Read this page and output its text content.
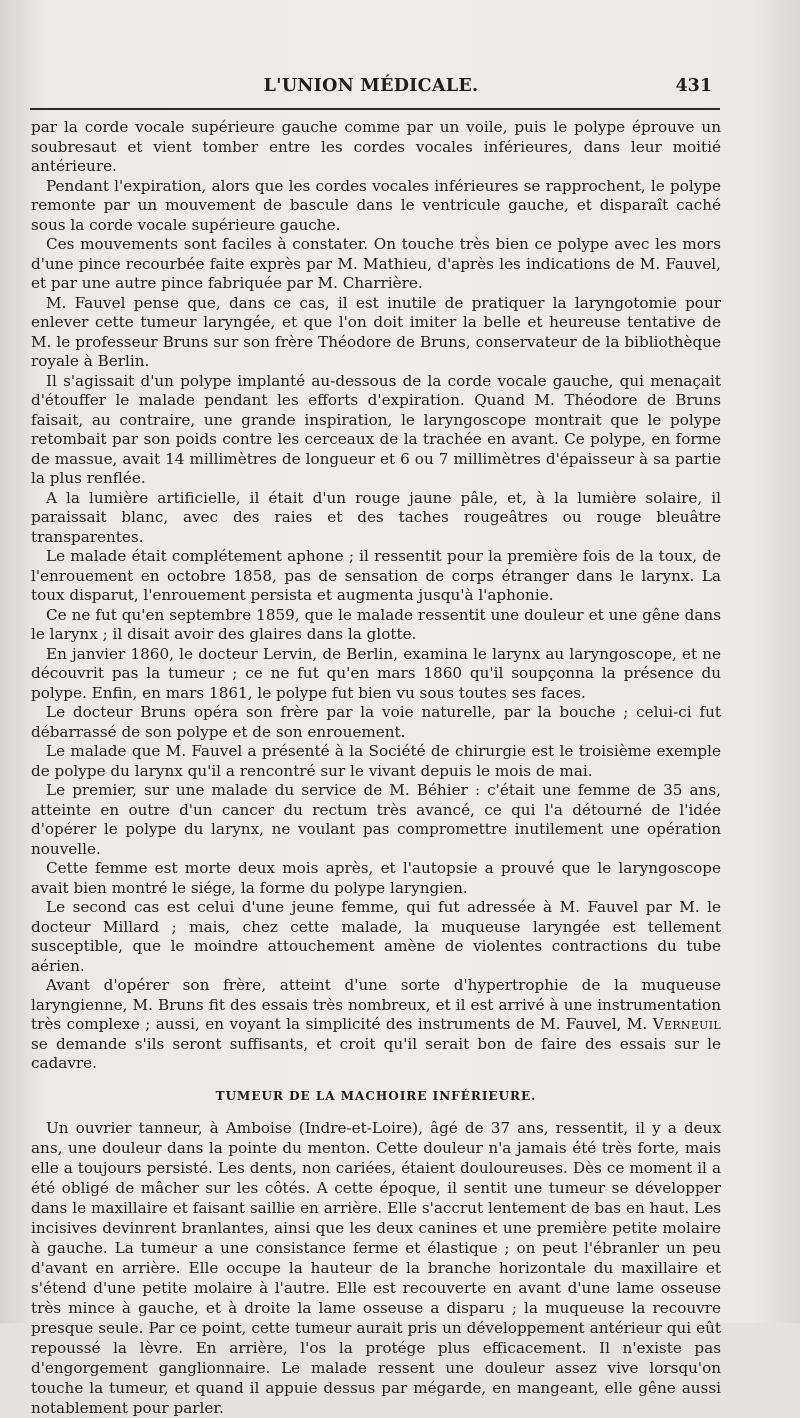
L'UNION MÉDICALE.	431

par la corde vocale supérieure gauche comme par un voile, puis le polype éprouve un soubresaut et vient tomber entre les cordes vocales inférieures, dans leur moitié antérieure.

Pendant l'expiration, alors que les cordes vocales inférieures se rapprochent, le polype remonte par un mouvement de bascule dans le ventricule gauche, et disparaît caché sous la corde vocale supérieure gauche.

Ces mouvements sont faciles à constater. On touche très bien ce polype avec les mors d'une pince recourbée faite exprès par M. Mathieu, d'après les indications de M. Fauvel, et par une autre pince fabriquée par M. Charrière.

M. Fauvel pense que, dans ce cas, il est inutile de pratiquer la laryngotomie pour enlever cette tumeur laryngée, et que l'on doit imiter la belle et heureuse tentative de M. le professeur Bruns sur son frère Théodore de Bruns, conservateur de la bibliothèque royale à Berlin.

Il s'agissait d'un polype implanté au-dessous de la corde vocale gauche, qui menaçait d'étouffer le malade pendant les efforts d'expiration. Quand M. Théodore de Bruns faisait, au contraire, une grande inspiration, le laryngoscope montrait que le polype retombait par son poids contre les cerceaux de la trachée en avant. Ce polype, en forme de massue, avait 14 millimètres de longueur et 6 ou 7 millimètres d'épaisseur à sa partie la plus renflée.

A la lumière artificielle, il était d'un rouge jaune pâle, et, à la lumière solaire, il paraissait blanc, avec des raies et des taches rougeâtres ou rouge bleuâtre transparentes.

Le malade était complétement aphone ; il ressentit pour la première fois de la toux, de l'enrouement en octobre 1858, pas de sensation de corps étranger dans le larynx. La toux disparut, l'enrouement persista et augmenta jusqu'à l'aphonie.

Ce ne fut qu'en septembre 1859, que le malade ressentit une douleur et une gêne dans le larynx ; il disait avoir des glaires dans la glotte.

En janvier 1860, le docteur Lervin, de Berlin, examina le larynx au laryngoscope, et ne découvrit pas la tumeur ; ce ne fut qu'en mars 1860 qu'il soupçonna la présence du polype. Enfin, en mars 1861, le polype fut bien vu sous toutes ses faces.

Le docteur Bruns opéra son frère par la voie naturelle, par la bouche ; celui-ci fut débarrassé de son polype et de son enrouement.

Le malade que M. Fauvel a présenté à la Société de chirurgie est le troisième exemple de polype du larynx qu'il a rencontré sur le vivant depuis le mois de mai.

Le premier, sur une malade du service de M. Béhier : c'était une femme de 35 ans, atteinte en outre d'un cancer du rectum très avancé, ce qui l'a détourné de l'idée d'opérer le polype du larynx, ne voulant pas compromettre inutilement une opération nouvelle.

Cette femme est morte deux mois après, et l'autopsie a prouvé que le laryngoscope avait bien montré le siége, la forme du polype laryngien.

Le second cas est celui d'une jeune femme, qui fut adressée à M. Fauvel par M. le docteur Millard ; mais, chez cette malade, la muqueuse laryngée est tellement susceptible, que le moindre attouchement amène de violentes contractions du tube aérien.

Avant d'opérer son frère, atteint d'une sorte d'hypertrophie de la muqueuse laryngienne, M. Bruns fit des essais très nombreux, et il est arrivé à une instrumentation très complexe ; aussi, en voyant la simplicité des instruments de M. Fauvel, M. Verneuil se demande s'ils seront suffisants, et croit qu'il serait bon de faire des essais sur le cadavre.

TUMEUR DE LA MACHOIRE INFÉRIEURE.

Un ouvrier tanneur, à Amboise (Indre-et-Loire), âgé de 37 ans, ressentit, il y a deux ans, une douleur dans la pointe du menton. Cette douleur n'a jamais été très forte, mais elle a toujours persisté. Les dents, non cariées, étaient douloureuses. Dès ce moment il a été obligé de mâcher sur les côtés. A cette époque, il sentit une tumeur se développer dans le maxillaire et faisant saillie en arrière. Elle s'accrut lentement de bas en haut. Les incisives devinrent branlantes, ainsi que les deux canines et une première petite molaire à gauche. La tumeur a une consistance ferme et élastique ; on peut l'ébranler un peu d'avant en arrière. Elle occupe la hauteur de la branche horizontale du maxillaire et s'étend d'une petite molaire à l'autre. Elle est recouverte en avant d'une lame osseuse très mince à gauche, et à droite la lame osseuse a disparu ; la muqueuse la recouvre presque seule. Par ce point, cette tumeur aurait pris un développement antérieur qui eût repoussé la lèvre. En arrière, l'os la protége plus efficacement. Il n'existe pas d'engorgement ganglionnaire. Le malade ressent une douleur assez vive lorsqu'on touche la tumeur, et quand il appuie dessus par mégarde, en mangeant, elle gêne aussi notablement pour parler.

★ ★ ★ ★

▸ Goal of the exercise:
Count all lines of the data that include "opérer". The answer is the number alone.

▸ Answer for this exercise:
2